--- REQUIREMENT ---
Extract all of the entries and give them again, word for word.

--- RECORD EXCERPTS ---

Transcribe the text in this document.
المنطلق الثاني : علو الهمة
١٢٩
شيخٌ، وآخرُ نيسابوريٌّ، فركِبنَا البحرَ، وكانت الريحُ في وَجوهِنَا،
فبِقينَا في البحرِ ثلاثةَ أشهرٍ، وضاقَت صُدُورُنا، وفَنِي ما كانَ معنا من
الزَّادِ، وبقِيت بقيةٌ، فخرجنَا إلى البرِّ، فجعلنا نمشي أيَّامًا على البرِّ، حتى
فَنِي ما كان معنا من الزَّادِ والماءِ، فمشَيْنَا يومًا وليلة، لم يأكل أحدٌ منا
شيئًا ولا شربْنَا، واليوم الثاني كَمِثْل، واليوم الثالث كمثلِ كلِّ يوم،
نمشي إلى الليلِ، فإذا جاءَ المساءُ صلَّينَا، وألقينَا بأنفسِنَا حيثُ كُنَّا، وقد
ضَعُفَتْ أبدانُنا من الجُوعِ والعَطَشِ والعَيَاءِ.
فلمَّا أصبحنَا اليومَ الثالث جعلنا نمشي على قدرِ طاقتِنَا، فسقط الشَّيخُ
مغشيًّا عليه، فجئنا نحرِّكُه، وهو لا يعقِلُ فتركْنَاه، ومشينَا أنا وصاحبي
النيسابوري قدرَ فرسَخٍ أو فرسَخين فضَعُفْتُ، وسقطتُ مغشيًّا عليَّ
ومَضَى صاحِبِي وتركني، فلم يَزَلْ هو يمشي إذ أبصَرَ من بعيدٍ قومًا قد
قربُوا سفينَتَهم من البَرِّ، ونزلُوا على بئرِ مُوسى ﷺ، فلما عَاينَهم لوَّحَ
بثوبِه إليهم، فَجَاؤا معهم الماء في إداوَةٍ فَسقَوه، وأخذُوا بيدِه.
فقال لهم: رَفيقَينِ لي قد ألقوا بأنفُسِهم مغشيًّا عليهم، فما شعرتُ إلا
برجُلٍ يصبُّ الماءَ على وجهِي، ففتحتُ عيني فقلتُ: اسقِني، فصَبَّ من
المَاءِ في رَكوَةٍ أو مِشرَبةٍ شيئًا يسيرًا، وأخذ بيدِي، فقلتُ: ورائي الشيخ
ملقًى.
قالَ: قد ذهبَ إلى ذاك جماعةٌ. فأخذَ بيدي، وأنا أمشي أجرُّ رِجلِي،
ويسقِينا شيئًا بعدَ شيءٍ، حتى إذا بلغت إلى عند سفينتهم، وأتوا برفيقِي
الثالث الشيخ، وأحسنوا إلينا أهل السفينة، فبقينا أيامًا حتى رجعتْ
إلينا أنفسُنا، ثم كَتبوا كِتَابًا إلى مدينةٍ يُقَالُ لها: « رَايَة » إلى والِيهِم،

---

--- CORRECT RESPONSE ---
Transcribe the text in this document.
المنطلق الثاني : علو الهمة
١٢٩
شيخٌ، وآخرُ نيسابوريٌّ، فركِبنَا البحرَ، وكانت الريحُ في وَجوهِنَا،
فبِقينَا في البحرِ ثلاثةَ أشهرٍ، وضاقَت صُدُورُنا، وفَنِي ما كانَ معنا من
الزَّادِ، وبقِيت بقيةٌ، فخرجنَا إلى البرِّ، فجعلنا نمشي أيَّامًا على البرِّ، حتى
فَنِي ما كان معنا من الزَّادِ والماءِ، فمشَيْنَا يومًا وليلة، لم يأكل أحدٌ منا
شيئًا ولا شربْنَا، واليوم الثاني كَمِثْل، واليوم الثالث كمثلِ كلِّ يوم،
نمشي إلى الليلِ، فإذا جاءَ المساءُ صلَّينَا، وألقينَا بأنفسِنَا حيثُ كُنَّا، وقد
ضَعُفَتْ أبدانُنا من الجُوعِ والعَطَشِ والعَيَاءِ.
فلمَّا أصبحنَا اليومَ الثالث جعلنا نمشي على قدرِ طاقتِنَا، فسقط الشَّيخُ
مغشيًّا عليه، فجئنا نحرِّكُه، وهو لا يعقِلُ فتركْنَاه، ومشينَا أنا وصاحبي
النيسابوري قدرَ فرسَخٍ أو فرسَخين فضَعُفْتُ، وسقطتُ مغشيًّا عليَّ
ومَضَى صاحِبِي وتركني، فلم يَزَلْ هو يمشي إذ أبصَرَ من بعيدٍ قومًا قد
قربُوا سفينَتَهم من البَرِّ، ونزلُوا على بئرِ مُوسى ﷺ، فلما عَاينَهم لوَّحَ
بثوبِه إليهم، فَجَاؤا معهم الماء في إداوَةٍ فَسقَوه، وأخذُوا بيدِه.
فقال لهم: رَفيقَينِ لي قد ألقوا بأنفُسِهم مغشيًّا عليهم، فما شعرتُ إلا
برجُلٍ يصبُّ الماءَ على وجهِي، ففتحتُ عيني فقلتُ: اسقِني، فصَبَّ من
المَاءِ في رَكوَةٍ أو مِشرَبةٍ شيئًا يسيرًا، وأخذ بيدِي، فقلتُ: ورائي الشيخ
ملقًى.
قالَ: قد ذهبَ إلى ذاك جماعةٌ. فأخذَ بيدي، وأنا أمشي أجرُّ رِجلِي،
ويسقِينا شيئًا بعدَ شيءٍ، حتى إذا بلغت إلى عند سفينتهم، وأتوا برفيقِي
الثالث الشيخ، وأحسنوا إلينا أهل السفينة، فبقينا أيامًا حتى رجعتْ
إلينا أنفسُنا، ثم كَتبوا كِتَابًا إلى مدينةٍ يُقَالُ لها: « رَايَة » إلى والِيهِم،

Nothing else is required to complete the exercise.